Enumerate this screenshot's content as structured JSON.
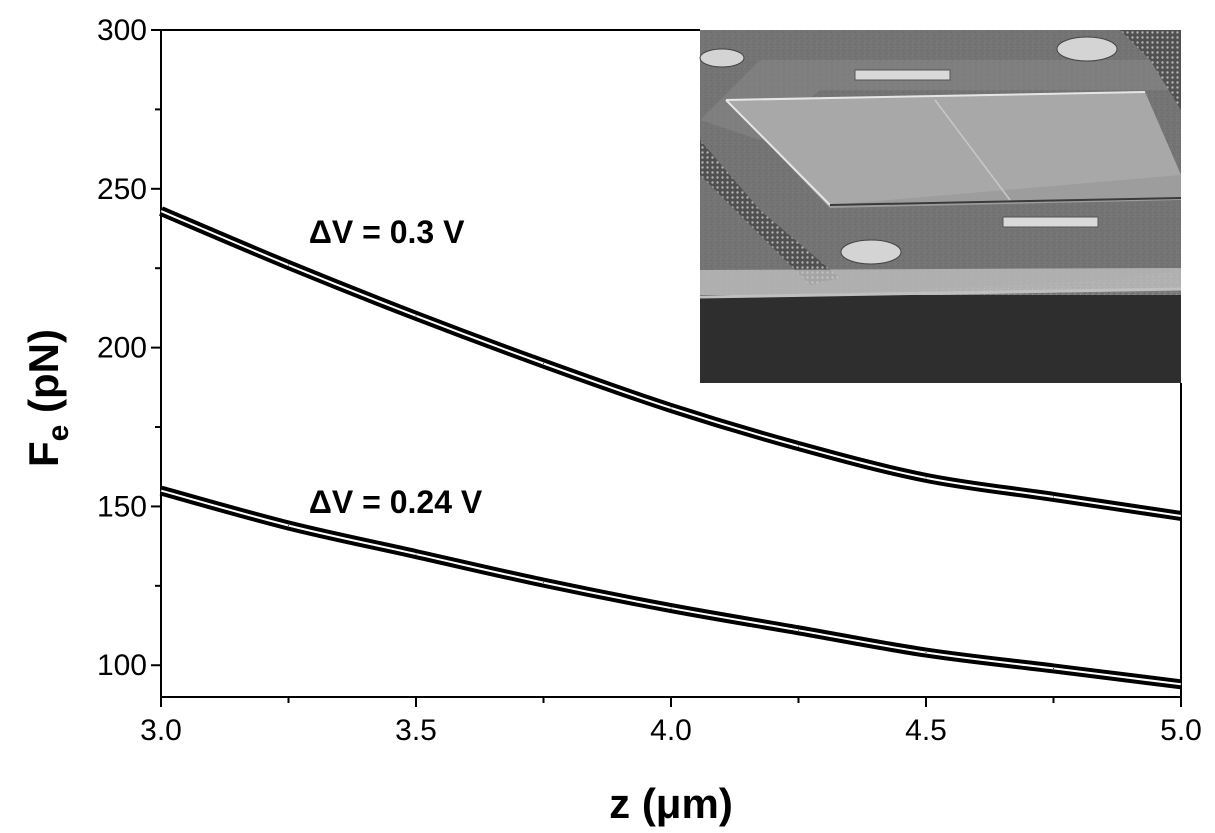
{
  "chart_data": {
    "type": "line",
    "xlabel": "z (μm)",
    "ylabel_main": "F",
    "ylabel_sub": "e",
    "ylabel_unit": " (pN)",
    "xlim": [
      3.0,
      5.0
    ],
    "ylim": [
      90,
      300
    ],
    "xticks": [
      3.0,
      3.5,
      4.0,
      4.5,
      5.0
    ],
    "xtick_labels": [
      "3.0",
      "3.5",
      "4.0",
      "4.5",
      "5.0"
    ],
    "yticks": [
      100,
      150,
      200,
      250,
      300
    ],
    "ytick_labels": [
      "100",
      "150",
      "200",
      "250",
      "300"
    ],
    "grid": false,
    "x": [
      3.0,
      3.25,
      3.5,
      3.75,
      4.0,
      4.25,
      4.5,
      4.75,
      5.0
    ],
    "series": [
      {
        "values": [
          243,
          226,
          210,
          195,
          181,
          169,
          159,
          153,
          147
        ],
        "color": "#000000"
      },
      {
        "values": [
          155,
          144,
          135,
          126,
          118,
          111,
          104,
          99,
          94
        ],
        "color": "#000000"
      }
    ],
    "annotations": [
      {
        "text": "ΔV = 0.3 V",
        "x": 3.29,
        "y": 233
      },
      {
        "text": "ΔV = 0.24 V",
        "x": 3.29,
        "y": 148
      }
    ],
    "inset": {
      "description_icon": "sem-micrograph-image"
    }
  }
}
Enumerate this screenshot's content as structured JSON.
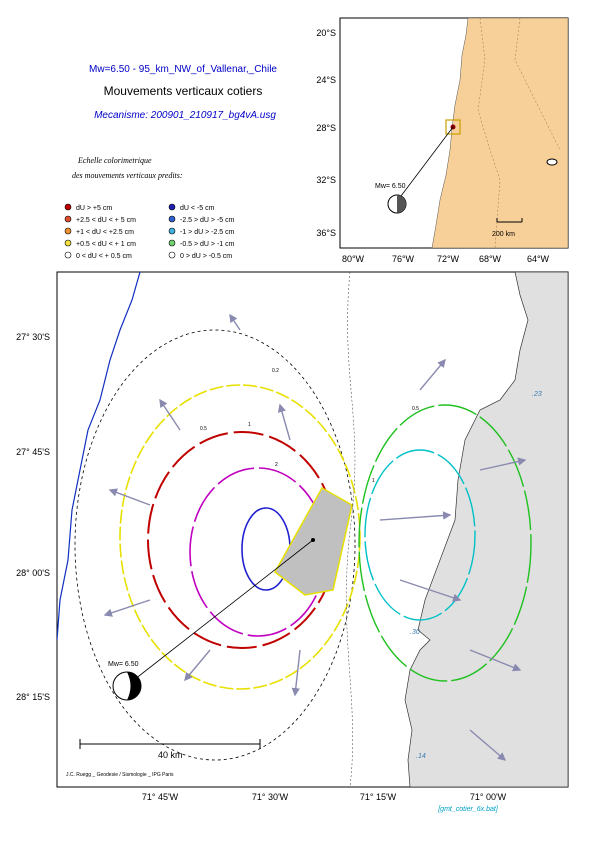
{
  "header": {
    "title": "Mw=6.50 - 95_km_NW_of_Vallenar,_Chile",
    "subtitle": "Mouvements verticaux cotiers",
    "mechanism": "Mecanisme: 200901_210917_bg4vA.usg"
  },
  "legend": {
    "heading": [
      "Echelle colorimetrique",
      "des mouvements verticaux predits:"
    ],
    "positive": [
      "dU > +5 cm",
      "+2.5 < dU < + 5 cm",
      "+1 < dU < +2.5 cm",
      "+0.5 < dU < + 1 cm",
      "0 < dU < + 0.5 cm"
    ],
    "negative": [
      "dU < -5 cm",
      "-2.5 > dU > -5 cm",
      "-1 > dU > -2.5 cm",
      "-0.5 > dU > -1 cm",
      "0 > dU > -0.5 cm"
    ]
  },
  "inset_map": {
    "lat_labels": [
      "20°S",
      "24°S",
      "28°S",
      "32°S",
      "36°S"
    ],
    "lon_labels": [
      "80°W",
      "76°W",
      "72°W",
      "68°W",
      "64°W"
    ],
    "magnitude": "Mw= 6.50",
    "scale": "200 km"
  },
  "main_map": {
    "lat_labels": [
      "27° 30'S",
      "27° 45'S",
      "28° 00'S",
      "28° 15'S"
    ],
    "lon_labels": [
      "71° 45'W",
      "71° 30'W",
      "71° 15'W",
      "71° 00'W"
    ],
    "magnitude": "Mw= 6.50",
    "scale": "40 km",
    "contour_labels": [
      "0.5",
      "1",
      "2",
      "0.5",
      "1",
      "0.2"
    ],
    "station_labels": [
      ".23",
      ".30",
      ".14"
    ]
  },
  "footer": {
    "credit": "J.C. Ruegg _ Geodesie / Sismologie _ IPG Paris",
    "script": "[gmt_cotier_6x.bat]"
  }
}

## PROBLEM
Give back each entry exactly as it appears, with no pictures.

## FINAL RESULT
Enumerate this screenshot's content as structured JSON.
{
  "chart_data": {
    "type": "line",
    "xlabel": "z (μm)",
    "ylabel_main": "F",
    "ylabel_sub": "e",
    "ylabel_unit": " (pN)",
    "xlim": [
      3.0,
      5.0
    ],
    "ylim": [
      90,
      300
    ],
    "xticks": [
      3.0,
      3.5,
      4.0,
      4.5,
      5.0
    ],
    "xtick_labels": [
      "3.0",
      "3.5",
      "4.0",
      "4.5",
      "5.0"
    ],
    "yticks": [
      100,
      150,
      200,
      250,
      300
    ],
    "ytick_labels": [
      "100",
      "150",
      "200",
      "250",
      "300"
    ],
    "grid": false,
    "x": [
      3.0,
      3.25,
      3.5,
      3.75,
      4.0,
      4.25,
      4.5,
      4.75,
      5.0
    ],
    "series": [
      {
        "values": [
          243,
          226,
          210,
          195,
          181,
          169,
          159,
          153,
          147
        ],
        "color": "#000000"
      },
      {
        "values": [
          155,
          144,
          135,
          126,
          118,
          111,
          104,
          99,
          94
        ],
        "color": "#000000"
      }
    ],
    "annotations": [
      {
        "text": "ΔV = 0.3 V",
        "x": 3.29,
        "y": 233
      },
      {
        "text": "ΔV = 0.24 V",
        "x": 3.29,
        "y": 148
      }
    ],
    "inset": {
      "description_icon": "sem-micrograph-image"
    }
  }
}
Enumerate this screenshot's content as structured JSON.
{
  "header": {
    "title": "Mw=6.50 - 95_km_NW_of_Vallenar,_Chile",
    "subtitle": "Mouvements verticaux cotiers",
    "mechanism": "Mecanisme: 200901_210917_bg4vA.usg"
  },
  "legend": {
    "heading": [
      "Echelle colorimetrique",
      "des mouvements verticaux predits:"
    ],
    "positive": [
      "dU > +5 cm",
      "+2.5 < dU < + 5 cm",
      "+1 < dU < +2.5 cm",
      "+0.5 < dU < + 1 cm",
      "0 < dU < + 0.5 cm"
    ],
    "negative": [
      "dU < -5 cm",
      "-2.5 > dU > -5 cm",
      "-1 > dU > -2.5 cm",
      "-0.5 > dU > -1 cm",
      "0 > dU > -0.5 cm"
    ]
  },
  "inset_map": {
    "lat_labels": [
      "20°S",
      "24°S",
      "28°S",
      "32°S",
      "36°S"
    ],
    "lon_labels": [
      "80°W",
      "76°W",
      "72°W",
      "68°W",
      "64°W"
    ],
    "magnitude": "Mw= 6.50",
    "scale": "200 km"
  },
  "main_map": {
    "lat_labels": [
      "27° 30'S",
      "27° 45'S",
      "28° 00'S",
      "28° 15'S"
    ],
    "lon_labels": [
      "71° 45'W",
      "71° 30'W",
      "71° 15'W",
      "71° 00'W"
    ],
    "magnitude": "Mw= 6.50",
    "scale": "40 km",
    "contour_labels": [
      "0.5",
      "1",
      "2",
      "0.5",
      "1",
      "0.2"
    ],
    "station_labels": [
      ".23",
      ".30",
      ".14"
    ]
  },
  "footer": {
    "credit": "J.C. Ruegg _ Geodesie / Sismologie _ IPG Paris",
    "script": "[gmt_cotier_6x.bat]"
  }
}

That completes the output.